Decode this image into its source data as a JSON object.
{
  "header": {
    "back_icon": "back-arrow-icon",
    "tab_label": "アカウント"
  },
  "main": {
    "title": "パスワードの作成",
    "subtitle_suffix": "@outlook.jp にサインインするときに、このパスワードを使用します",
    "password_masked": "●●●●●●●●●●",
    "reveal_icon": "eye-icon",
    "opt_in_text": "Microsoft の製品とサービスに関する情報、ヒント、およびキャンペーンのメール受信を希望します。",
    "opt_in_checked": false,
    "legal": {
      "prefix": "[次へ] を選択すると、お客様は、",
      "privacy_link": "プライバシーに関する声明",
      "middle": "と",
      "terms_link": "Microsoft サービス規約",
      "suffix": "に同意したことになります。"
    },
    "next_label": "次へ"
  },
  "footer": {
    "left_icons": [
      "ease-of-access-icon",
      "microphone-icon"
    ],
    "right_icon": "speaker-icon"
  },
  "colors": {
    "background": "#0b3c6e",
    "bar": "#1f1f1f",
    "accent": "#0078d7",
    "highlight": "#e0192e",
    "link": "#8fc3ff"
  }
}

★ ★ ★ ★ ★

Write the entire listing out again, word for word.

_ANSWER FOR THE TASK_:
Decode this image into its source data as a JSON object.
{
  "header": {
    "back_icon": "back-arrow-icon",
    "tab_label": "アカウント"
  },
  "main": {
    "title": "パスワードの作成",
    "subtitle_suffix": "@outlook.jp にサインインするときに、このパスワードを使用します",
    "password_masked": "●●●●●●●●●●",
    "reveal_icon": "eye-icon",
    "opt_in_text": "Microsoft の製品とサービスに関する情報、ヒント、およびキャンペーンのメール受信を希望します。",
    "opt_in_checked": false,
    "legal": {
      "prefix": "[次へ] を選択すると、お客様は、",
      "privacy_link": "プライバシーに関する声明",
      "middle": "と",
      "terms_link": "Microsoft サービス規約",
      "suffix": "に同意したことになります。"
    },
    "next_label": "次へ"
  },
  "footer": {
    "left_icons": [
      "ease-of-access-icon",
      "microphone-icon"
    ],
    "right_icon": "speaker-icon"
  },
  "colors": {
    "background": "#0b3c6e",
    "bar": "#1f1f1f",
    "accent": "#0078d7",
    "highlight": "#e0192e",
    "link": "#8fc3ff"
  }
}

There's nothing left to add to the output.